**Exercise materials:**
━━━━━━━━━━━━━━━━

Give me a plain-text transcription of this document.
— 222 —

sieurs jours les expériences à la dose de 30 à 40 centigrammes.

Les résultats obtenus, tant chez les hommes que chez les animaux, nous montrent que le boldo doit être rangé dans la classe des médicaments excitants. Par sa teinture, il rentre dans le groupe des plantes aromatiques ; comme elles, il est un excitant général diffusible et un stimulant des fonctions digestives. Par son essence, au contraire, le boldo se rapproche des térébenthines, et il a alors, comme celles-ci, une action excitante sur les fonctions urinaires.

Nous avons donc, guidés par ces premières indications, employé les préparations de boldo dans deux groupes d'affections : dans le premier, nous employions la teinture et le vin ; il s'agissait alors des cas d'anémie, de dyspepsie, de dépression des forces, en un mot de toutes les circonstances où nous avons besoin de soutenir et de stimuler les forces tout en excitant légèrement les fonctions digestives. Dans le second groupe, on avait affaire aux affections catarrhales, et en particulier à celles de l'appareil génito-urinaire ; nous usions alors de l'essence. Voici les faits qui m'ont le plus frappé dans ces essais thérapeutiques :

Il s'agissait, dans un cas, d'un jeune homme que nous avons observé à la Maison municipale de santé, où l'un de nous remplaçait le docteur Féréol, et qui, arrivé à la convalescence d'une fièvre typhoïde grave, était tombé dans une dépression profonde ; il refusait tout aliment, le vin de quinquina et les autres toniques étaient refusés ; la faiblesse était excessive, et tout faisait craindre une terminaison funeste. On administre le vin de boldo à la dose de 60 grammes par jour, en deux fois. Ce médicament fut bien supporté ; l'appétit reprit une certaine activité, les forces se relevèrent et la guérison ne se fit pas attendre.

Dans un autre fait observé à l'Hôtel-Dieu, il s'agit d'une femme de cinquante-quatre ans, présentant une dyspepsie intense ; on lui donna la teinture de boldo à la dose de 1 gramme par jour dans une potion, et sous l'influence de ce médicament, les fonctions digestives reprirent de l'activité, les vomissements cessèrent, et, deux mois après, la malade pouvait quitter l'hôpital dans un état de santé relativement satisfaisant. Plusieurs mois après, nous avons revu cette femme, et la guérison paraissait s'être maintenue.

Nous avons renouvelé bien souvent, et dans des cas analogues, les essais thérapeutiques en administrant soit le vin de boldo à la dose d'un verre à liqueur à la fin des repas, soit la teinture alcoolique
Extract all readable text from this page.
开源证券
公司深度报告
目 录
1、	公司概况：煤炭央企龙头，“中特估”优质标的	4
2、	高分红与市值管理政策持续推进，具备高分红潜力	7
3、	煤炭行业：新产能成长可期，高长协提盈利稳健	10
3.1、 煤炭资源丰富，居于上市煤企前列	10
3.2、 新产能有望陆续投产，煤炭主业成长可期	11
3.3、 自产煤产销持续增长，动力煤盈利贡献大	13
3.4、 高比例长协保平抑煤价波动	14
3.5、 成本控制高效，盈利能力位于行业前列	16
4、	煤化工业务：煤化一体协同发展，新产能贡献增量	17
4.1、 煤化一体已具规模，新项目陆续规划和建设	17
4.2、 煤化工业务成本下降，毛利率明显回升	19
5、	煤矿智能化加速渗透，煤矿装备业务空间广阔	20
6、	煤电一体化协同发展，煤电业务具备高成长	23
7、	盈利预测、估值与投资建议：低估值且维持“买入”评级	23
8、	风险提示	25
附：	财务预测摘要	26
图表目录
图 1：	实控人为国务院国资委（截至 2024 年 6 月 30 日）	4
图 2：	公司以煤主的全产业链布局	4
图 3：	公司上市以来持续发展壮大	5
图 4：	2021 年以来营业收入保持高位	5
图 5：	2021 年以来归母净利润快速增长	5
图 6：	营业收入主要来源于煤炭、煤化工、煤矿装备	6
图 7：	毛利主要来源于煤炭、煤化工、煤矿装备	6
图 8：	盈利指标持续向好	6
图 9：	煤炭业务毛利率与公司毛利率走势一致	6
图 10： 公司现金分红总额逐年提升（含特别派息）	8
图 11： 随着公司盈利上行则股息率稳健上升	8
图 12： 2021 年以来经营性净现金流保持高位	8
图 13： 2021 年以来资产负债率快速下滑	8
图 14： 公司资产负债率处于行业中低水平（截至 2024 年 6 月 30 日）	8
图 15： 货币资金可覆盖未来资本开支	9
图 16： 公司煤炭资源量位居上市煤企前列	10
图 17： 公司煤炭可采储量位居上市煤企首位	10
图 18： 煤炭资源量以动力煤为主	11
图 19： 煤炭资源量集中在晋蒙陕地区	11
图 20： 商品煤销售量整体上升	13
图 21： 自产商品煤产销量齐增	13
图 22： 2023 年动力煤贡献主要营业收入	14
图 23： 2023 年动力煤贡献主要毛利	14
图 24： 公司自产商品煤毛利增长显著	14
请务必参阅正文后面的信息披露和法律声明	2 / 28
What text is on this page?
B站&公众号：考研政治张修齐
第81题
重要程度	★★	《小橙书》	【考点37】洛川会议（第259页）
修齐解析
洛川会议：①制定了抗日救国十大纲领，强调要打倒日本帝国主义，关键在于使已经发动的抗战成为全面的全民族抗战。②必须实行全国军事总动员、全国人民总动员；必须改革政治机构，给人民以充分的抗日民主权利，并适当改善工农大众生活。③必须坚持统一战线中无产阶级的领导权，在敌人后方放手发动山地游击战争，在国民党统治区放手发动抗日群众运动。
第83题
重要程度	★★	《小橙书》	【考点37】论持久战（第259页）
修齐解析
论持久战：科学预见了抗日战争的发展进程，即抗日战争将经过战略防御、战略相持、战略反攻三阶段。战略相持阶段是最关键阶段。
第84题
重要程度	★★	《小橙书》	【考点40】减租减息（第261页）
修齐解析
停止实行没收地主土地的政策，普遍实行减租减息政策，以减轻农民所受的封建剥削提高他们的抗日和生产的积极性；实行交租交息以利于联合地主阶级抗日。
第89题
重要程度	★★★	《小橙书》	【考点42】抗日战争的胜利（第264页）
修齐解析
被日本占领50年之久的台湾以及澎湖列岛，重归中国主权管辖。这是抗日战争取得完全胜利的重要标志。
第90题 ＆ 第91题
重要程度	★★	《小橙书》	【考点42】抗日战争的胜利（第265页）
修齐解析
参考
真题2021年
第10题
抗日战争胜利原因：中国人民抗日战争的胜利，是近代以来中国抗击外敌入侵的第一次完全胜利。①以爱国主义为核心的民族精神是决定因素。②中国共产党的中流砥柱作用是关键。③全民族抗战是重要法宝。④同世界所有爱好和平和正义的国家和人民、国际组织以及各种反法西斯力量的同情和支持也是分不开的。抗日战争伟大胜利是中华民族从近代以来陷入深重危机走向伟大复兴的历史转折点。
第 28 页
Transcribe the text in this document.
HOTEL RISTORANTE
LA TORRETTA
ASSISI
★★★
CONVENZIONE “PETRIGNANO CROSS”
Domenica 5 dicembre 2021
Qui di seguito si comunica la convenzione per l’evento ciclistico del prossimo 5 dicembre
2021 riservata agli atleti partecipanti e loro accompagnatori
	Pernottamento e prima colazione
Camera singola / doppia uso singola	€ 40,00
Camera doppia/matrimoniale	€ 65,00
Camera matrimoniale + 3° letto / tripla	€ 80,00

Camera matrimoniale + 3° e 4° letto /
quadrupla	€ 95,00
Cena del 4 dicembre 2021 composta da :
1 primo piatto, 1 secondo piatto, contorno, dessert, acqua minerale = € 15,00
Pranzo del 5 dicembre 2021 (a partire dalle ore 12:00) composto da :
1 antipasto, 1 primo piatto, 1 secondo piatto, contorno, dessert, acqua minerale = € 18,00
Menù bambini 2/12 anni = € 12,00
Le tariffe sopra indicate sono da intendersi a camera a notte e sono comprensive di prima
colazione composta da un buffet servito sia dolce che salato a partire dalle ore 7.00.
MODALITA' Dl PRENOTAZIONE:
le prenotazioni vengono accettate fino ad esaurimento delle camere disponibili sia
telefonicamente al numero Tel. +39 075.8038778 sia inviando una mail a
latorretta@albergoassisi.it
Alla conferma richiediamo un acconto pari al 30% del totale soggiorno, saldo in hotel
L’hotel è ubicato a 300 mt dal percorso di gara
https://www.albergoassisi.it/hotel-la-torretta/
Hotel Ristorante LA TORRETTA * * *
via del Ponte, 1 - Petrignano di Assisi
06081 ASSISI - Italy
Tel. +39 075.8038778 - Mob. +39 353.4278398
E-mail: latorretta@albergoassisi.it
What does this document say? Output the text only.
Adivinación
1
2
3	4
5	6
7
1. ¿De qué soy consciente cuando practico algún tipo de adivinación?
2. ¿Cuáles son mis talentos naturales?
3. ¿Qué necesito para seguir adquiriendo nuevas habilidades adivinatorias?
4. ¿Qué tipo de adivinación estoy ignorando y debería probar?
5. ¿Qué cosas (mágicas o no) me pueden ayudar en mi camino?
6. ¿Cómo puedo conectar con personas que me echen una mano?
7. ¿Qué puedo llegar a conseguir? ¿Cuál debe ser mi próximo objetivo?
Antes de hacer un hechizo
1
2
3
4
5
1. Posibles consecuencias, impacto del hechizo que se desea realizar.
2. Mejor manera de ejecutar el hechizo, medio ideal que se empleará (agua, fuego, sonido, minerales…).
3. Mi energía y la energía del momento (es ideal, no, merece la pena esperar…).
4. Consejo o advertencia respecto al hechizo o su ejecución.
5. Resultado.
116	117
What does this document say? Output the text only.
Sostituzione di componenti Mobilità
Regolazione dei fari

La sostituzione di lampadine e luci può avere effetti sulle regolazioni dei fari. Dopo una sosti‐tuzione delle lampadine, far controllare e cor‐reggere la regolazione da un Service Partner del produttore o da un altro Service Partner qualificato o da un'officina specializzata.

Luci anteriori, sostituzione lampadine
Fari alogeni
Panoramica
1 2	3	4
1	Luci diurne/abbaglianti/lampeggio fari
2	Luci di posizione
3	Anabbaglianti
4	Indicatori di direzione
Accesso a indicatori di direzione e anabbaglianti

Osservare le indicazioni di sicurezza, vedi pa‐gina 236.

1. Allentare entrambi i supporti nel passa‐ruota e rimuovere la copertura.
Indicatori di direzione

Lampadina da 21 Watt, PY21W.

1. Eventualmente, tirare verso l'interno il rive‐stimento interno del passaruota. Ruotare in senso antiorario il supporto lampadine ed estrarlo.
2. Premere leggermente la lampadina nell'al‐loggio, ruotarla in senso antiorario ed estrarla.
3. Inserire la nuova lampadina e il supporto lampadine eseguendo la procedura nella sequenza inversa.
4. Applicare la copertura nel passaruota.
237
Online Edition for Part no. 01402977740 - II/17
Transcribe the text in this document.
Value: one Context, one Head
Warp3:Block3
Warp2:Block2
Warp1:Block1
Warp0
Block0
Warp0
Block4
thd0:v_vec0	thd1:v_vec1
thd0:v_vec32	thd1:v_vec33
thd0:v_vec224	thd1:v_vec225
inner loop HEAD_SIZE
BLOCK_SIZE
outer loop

━━━━━━━━━━━━━━━━

Only the number is wanted: how many lines in the data include the word "letto"?

**Finished exercise:** 2